>>

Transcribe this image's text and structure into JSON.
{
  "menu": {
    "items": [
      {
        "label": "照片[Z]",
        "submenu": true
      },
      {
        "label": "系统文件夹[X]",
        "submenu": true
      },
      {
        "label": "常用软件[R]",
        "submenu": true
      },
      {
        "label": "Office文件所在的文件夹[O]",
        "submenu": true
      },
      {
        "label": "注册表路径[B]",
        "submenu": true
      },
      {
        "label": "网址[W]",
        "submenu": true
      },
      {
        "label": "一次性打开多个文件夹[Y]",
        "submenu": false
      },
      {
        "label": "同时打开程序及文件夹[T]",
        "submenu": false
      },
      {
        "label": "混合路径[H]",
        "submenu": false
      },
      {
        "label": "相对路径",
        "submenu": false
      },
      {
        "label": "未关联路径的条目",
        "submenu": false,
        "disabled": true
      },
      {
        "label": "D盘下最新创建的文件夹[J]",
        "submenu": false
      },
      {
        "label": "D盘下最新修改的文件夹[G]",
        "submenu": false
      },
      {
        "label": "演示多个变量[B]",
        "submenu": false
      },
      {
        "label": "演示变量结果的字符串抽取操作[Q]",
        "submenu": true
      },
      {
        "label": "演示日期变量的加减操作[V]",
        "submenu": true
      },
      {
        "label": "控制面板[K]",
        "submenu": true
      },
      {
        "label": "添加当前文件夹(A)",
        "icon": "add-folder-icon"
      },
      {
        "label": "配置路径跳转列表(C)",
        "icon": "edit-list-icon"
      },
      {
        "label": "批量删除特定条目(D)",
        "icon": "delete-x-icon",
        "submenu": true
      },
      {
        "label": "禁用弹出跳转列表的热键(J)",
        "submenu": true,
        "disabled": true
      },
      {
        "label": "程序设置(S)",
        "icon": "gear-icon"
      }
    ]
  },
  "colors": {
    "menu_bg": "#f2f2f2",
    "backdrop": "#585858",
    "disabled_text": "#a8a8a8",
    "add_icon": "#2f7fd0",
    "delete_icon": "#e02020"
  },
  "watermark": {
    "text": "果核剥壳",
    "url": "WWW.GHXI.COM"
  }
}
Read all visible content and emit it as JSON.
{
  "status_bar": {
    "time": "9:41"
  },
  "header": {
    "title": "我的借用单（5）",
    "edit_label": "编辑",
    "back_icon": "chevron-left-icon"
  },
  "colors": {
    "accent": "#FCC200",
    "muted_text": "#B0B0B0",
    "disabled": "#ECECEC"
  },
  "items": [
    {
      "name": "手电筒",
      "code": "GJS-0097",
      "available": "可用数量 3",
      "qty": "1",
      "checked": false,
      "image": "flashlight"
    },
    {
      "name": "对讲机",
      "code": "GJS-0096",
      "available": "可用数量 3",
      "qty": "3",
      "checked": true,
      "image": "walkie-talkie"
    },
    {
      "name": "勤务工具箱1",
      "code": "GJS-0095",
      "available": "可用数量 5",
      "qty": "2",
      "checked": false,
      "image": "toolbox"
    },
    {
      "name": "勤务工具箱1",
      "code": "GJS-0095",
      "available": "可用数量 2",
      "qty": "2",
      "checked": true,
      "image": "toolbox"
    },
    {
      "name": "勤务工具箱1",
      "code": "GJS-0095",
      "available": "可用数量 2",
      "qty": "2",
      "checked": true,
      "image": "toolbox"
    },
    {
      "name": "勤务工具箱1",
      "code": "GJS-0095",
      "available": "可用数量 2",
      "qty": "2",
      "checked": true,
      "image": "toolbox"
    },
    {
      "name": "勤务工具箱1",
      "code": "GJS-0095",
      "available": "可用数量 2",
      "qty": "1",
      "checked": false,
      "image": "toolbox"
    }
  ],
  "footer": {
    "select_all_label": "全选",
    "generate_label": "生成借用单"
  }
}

<<

**Exercise instructions**. With the line containing "Read all visible content and emit it as JSON." as the first and the last line of the records as the final one, print exactly the lines in that span.

**Solution**.
Read all visible content and emit it as JSON.
{
  "status_bar": {
    "time": "9:41"
  },
  "header": {
    "title": "我的借用单（5）",
    "edit_label": "编辑",
    "back_icon": "chevron-left-icon"
  },
  "colors": {
    "accent": "#FCC200",
    "muted_text": "#B0B0B0",
    "disabled": "#ECECEC"
  },
  "items": [
    {
      "name": "手电筒",
      "code": "GJS-0097",
      "available": "可用数量 3",
      "qty": "1",
      "checked": false,
      "image": "flashlight"
    },
    {
      "name": "对讲机",
      "code": "GJS-0096",
      "available": "可用数量 3",
      "qty": "3",
      "checked": true,
      "image": "walkie-talkie"
    },
    {
      "name": "勤务工具箱1",
      "code": "GJS-0095",
      "available": "可用数量 5",
      "qty": "2",
      "checked": false,
      "image": "toolbox"
    },
    {
      "name": "勤务工具箱1",
      "code": "GJS-0095",
      "available": "可用数量 2",
      "qty": "2",
      "checked": true,
      "image": "toolbox"
    },
    {
      "name": "勤务工具箱1",
      "code": "GJS-0095",
      "available": "可用数量 2",
      "qty": "2",
      "checked": true,
      "image": "toolbox"
    },
    {
      "name": "勤务工具箱1",
      "code": "GJS-0095",
      "available": "可用数量 2",
      "qty": "2",
      "checked": true,
      "image": "toolbox"
    },
    {
      "name": "勤务工具箱1",
      "code": "GJS-0095",
      "available": "可用数量 2",
      "qty": "1",
      "checked": false,
      "image": "toolbox"
    }
  ],
  "footer": {
    "select_all_label": "全选",
    "generate_label": "生成借用单"
  }
}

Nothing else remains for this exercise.